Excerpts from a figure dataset
——

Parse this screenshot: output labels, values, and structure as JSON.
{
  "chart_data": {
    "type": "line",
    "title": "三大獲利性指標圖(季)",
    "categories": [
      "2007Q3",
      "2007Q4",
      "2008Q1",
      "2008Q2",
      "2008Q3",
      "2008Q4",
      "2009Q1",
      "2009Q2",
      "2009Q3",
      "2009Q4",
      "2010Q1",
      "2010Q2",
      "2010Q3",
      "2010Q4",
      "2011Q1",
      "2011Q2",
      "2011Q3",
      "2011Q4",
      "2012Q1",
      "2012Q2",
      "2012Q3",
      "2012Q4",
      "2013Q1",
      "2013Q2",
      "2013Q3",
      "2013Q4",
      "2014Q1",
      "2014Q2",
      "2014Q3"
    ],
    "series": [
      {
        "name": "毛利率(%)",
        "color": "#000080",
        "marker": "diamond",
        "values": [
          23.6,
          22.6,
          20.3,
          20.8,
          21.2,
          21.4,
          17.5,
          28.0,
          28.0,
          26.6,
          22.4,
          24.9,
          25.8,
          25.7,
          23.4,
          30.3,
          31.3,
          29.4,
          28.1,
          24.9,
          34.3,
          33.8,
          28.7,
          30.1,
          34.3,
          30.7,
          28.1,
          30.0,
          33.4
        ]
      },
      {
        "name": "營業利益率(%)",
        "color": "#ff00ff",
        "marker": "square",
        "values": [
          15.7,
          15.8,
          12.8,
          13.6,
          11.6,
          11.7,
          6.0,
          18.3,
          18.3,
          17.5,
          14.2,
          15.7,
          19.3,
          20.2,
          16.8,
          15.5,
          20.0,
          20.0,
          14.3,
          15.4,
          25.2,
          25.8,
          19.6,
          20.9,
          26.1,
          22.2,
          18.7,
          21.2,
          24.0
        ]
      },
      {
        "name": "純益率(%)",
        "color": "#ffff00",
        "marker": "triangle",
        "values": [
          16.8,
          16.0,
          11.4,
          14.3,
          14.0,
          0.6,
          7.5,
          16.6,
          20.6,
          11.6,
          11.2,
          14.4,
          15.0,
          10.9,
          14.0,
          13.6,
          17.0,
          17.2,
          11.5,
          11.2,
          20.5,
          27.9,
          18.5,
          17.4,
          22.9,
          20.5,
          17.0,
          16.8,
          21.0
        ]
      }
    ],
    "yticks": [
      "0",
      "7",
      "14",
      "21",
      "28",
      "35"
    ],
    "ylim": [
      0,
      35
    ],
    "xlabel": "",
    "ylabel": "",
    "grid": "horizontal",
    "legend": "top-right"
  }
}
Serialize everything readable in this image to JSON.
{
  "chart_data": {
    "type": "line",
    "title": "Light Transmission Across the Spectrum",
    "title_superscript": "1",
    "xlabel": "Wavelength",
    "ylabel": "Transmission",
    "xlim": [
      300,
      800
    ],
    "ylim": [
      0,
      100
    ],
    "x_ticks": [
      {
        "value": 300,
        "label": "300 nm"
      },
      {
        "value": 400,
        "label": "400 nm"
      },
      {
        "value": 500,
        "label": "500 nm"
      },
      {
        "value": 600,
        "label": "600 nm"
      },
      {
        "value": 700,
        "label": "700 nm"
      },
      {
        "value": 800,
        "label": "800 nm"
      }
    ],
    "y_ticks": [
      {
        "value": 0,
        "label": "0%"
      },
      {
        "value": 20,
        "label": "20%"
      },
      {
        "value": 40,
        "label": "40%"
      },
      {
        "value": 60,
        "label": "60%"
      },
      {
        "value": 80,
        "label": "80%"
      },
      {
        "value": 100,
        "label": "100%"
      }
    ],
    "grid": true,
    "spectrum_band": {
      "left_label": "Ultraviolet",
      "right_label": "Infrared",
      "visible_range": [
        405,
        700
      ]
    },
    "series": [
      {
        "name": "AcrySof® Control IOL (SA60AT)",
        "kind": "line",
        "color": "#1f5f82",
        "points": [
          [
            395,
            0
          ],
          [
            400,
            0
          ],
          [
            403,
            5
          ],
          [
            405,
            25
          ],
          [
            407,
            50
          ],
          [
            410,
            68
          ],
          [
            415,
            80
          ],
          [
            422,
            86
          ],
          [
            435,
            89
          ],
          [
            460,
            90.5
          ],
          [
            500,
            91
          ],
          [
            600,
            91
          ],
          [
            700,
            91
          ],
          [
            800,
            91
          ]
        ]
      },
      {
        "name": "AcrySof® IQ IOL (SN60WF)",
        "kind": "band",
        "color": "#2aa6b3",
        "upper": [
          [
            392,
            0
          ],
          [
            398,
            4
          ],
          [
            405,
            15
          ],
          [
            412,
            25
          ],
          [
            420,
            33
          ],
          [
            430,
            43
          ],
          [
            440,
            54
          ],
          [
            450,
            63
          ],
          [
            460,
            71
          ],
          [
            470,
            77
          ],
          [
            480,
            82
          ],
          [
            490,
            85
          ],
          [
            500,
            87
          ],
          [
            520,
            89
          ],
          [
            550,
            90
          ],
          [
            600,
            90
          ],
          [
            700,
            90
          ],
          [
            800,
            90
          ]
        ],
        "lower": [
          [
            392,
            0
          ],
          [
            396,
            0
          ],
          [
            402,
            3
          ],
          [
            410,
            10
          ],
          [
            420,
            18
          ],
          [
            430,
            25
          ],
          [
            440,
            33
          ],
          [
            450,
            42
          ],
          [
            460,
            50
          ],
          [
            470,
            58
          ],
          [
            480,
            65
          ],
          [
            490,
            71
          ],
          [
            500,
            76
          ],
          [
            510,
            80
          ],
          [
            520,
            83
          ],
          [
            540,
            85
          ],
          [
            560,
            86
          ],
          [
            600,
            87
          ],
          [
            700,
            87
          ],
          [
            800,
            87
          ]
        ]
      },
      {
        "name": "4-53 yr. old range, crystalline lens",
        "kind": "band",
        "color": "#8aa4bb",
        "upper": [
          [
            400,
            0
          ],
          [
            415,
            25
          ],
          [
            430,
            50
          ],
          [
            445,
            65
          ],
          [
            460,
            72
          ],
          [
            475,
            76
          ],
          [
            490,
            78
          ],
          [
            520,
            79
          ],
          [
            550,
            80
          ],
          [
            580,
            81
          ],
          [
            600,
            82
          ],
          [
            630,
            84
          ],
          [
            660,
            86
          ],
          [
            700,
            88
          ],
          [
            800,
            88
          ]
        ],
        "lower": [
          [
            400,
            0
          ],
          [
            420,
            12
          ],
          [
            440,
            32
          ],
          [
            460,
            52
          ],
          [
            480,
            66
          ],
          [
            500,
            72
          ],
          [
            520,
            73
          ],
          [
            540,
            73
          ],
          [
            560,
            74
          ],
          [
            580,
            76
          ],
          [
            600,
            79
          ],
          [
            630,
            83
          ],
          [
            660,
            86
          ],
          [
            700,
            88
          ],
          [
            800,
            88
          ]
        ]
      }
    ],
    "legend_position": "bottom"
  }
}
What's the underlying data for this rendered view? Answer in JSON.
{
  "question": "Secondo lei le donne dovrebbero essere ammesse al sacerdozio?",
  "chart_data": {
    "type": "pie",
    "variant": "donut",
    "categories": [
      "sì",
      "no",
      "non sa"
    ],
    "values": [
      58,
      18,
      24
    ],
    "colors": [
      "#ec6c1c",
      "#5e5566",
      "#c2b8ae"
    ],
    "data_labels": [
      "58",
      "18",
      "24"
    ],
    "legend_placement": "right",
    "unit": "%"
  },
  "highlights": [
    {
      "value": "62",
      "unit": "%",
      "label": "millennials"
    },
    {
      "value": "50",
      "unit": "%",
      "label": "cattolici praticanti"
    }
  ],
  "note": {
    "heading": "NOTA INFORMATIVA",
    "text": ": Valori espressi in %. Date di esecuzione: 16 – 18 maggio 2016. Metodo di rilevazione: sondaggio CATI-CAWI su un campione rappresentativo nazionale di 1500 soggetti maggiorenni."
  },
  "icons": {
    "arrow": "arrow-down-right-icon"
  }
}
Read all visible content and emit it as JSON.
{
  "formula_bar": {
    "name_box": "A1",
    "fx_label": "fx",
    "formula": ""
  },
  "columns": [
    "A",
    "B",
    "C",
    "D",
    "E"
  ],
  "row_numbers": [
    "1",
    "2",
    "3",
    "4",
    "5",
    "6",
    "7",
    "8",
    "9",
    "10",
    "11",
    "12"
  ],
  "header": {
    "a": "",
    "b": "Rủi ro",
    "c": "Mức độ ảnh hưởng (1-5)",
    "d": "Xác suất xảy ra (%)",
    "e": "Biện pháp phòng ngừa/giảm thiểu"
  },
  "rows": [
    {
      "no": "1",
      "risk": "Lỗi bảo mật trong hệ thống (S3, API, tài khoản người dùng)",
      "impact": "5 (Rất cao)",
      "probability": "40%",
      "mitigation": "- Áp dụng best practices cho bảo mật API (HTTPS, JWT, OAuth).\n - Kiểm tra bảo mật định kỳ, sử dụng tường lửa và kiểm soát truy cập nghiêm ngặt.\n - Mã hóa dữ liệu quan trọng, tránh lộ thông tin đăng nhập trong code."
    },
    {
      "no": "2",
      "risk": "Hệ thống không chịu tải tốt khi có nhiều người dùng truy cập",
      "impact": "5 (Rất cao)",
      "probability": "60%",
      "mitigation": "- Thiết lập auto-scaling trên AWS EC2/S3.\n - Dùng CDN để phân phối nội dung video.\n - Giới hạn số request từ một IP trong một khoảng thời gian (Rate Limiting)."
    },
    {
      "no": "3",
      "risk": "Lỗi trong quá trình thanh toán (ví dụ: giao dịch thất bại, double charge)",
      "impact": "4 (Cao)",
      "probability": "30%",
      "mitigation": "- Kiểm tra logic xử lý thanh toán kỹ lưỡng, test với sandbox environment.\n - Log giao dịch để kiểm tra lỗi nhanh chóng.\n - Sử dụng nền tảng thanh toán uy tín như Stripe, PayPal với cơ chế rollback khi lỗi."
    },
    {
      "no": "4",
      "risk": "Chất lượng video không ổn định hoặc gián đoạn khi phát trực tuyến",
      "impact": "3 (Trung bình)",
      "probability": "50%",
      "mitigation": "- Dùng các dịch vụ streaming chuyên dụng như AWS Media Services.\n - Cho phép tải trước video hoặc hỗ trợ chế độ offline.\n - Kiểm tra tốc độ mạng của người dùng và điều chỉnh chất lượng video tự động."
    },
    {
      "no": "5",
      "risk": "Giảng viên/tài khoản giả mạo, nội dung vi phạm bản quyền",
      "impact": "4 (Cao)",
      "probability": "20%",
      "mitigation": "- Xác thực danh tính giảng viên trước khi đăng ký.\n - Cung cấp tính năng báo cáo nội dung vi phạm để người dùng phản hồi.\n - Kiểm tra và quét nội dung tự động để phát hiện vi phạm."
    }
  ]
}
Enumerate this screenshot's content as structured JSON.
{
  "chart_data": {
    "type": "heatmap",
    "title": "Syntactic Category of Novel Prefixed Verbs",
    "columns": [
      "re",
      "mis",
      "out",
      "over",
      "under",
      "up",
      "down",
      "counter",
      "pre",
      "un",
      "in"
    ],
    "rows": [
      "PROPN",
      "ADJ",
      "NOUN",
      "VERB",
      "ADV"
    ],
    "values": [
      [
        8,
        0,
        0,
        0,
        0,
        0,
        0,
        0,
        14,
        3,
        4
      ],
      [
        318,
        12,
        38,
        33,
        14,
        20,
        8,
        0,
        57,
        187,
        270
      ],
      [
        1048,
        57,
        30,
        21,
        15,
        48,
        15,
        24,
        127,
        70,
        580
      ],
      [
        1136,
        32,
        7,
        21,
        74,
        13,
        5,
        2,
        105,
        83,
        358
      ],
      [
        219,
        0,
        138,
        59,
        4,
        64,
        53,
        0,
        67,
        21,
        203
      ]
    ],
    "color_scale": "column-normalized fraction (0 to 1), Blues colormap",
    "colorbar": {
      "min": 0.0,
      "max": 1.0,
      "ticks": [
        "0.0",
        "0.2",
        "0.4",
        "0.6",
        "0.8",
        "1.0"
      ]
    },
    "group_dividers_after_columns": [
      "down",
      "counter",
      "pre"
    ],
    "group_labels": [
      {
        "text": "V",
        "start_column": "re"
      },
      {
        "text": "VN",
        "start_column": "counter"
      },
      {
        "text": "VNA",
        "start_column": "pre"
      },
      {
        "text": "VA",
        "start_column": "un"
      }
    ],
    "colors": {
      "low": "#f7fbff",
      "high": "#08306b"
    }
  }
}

——

Locate all lines in the listing above with the word "động". Copy them.

#### Answer to this exercise:
      "mitigation": "- Dùng các dịch vụ streaming chuyên dụng như AWS Media Services.\n - Cho phép tải trước video hoặc hỗ trợ chế độ offline.\n - Kiểm tra tốc độ mạng của người dùng và điều chỉnh chất lượng video tự động."
      "mitigation": "- Xác thực danh tính giảng viên trước khi đăng ký.\n - Cung cấp tính năng báo cáo nội dung vi phạm để người dùng phản hồi.\n - Kiểm tra và quét nội dung tự động để phát hiện vi phạm."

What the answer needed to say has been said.